(Extracted records)
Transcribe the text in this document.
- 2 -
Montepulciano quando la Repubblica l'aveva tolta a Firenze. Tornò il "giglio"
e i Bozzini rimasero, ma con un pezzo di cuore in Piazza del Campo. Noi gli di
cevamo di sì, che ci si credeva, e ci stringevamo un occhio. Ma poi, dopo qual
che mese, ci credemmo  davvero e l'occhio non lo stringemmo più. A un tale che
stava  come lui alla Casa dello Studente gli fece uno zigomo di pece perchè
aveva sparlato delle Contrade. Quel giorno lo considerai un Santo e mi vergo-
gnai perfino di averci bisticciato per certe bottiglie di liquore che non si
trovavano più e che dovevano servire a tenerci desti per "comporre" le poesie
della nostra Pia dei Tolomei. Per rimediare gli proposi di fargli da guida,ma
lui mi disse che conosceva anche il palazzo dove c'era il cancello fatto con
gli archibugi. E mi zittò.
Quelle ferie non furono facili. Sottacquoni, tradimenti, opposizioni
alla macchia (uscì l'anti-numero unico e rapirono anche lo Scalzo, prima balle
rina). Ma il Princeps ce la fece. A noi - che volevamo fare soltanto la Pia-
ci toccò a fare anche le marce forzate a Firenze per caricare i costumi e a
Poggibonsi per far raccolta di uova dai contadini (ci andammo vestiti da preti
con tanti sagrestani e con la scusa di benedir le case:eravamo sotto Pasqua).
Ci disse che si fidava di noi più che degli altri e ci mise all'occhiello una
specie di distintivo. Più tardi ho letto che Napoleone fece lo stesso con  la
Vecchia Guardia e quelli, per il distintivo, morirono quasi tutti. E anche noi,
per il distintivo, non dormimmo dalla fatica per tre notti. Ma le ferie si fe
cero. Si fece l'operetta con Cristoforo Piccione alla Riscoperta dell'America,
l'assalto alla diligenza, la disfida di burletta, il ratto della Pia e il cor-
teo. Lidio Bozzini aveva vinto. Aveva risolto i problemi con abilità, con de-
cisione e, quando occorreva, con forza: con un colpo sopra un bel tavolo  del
...
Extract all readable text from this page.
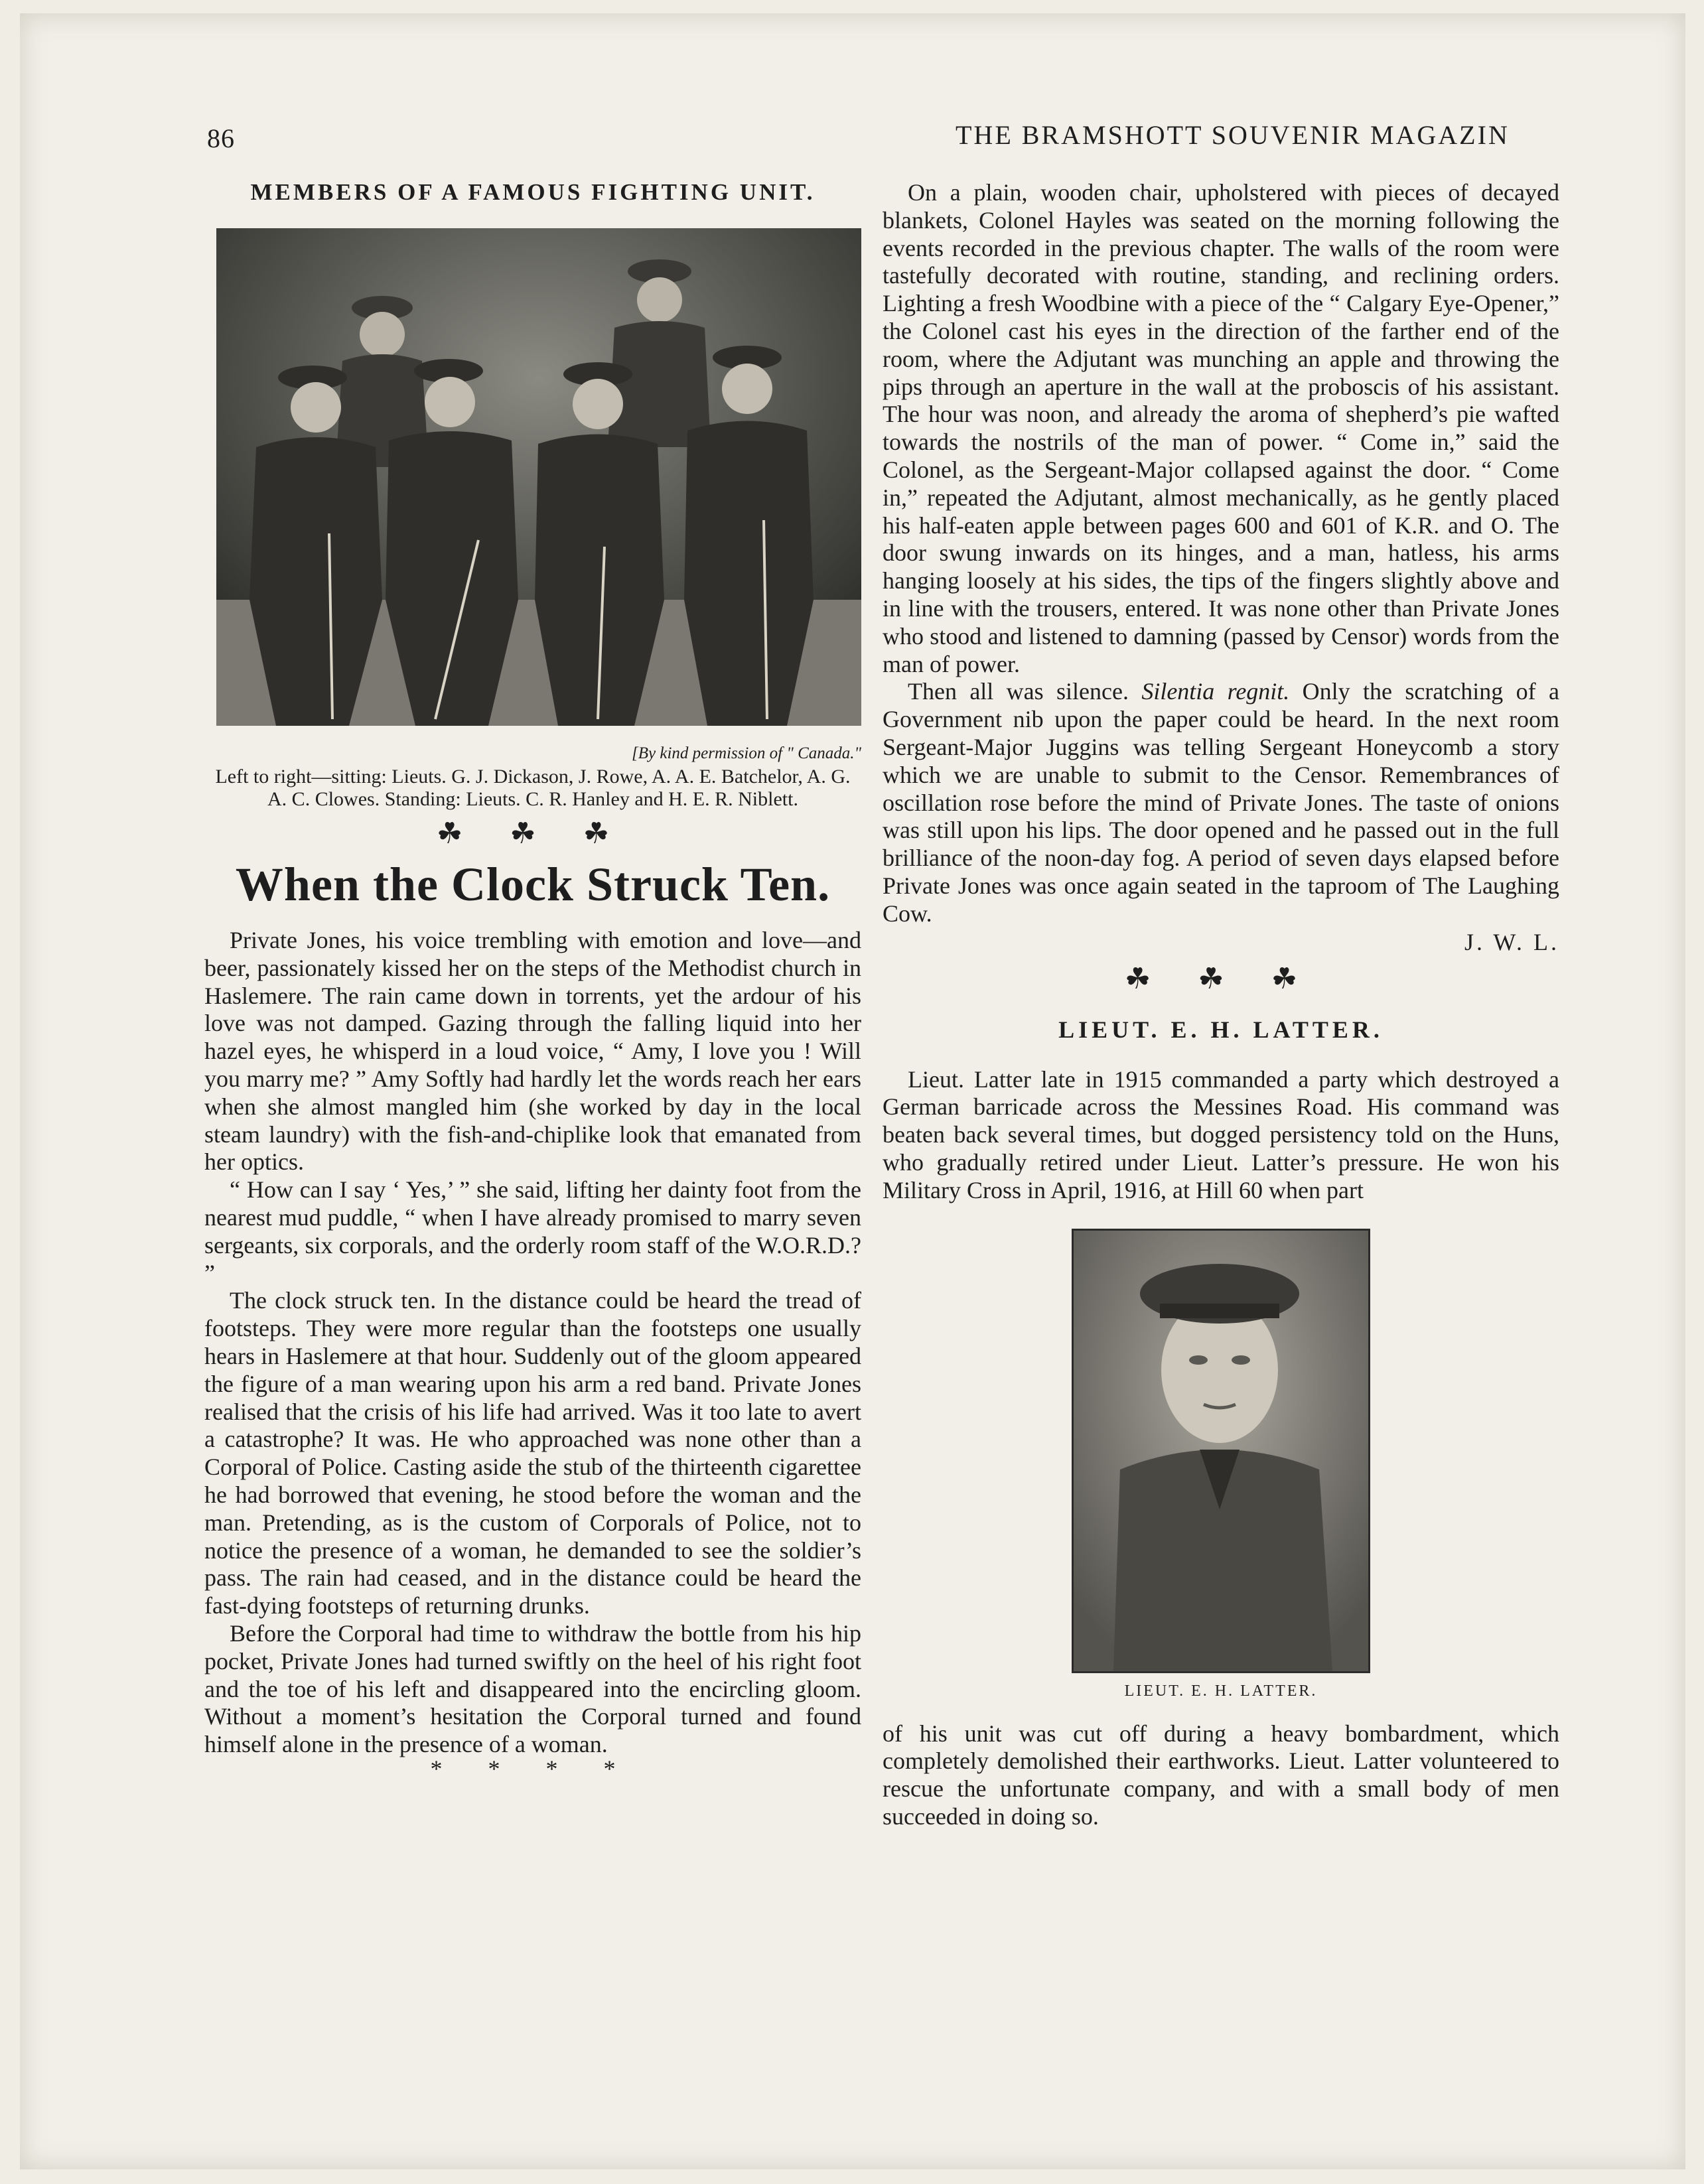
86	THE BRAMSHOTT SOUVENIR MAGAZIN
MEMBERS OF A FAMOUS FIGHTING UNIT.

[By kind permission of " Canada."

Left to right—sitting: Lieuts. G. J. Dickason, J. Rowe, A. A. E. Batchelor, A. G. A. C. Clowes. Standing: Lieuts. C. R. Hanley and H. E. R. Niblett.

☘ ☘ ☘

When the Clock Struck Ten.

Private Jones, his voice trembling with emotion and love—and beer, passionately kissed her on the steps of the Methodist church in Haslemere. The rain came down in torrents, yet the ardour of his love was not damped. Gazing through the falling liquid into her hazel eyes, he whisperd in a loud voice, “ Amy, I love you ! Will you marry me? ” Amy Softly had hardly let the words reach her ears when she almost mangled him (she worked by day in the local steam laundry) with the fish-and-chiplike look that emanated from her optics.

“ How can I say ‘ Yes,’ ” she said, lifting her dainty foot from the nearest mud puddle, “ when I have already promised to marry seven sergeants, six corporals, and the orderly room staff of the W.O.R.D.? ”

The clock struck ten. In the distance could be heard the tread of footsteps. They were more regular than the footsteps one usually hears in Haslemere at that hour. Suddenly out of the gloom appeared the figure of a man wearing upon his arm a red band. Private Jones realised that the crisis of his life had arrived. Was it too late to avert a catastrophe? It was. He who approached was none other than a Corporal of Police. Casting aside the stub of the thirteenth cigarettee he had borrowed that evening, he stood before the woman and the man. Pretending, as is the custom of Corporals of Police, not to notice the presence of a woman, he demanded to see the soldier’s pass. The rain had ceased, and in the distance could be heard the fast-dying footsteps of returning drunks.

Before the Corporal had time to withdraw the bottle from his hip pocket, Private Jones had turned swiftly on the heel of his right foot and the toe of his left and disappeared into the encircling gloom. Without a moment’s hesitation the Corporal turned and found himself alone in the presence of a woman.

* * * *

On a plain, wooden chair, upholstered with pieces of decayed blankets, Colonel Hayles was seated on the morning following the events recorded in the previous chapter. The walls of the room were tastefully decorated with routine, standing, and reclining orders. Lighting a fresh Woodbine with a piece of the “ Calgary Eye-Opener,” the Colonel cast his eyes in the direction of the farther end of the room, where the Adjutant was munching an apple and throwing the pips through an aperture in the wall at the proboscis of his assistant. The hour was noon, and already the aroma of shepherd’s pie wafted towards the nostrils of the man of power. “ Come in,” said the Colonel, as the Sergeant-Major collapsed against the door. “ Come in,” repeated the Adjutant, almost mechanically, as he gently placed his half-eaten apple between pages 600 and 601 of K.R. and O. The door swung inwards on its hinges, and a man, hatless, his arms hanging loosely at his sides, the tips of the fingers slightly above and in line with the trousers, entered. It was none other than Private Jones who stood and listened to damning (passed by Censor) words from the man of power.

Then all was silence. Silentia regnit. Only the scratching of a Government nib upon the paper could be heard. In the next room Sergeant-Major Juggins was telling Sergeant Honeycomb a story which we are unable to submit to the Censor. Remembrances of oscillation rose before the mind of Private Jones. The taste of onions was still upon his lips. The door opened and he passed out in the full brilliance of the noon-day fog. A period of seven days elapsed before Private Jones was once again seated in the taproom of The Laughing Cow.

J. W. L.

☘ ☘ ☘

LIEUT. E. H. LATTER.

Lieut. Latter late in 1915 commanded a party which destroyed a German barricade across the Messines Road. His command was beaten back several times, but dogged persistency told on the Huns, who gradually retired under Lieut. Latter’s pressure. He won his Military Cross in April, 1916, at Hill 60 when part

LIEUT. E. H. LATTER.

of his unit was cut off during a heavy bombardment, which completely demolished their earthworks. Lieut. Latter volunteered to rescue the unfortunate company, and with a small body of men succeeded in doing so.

(Exercise brief)
Filter the entries and copy out every line with the word "Firenze".

(Response to this task)
Montepulciano quando la Repubblica l'aveva tolta a Firenze. Tornò il "giglio"
ci toccò a fare anche le marce forzate a Firenze per caricare i costumi e a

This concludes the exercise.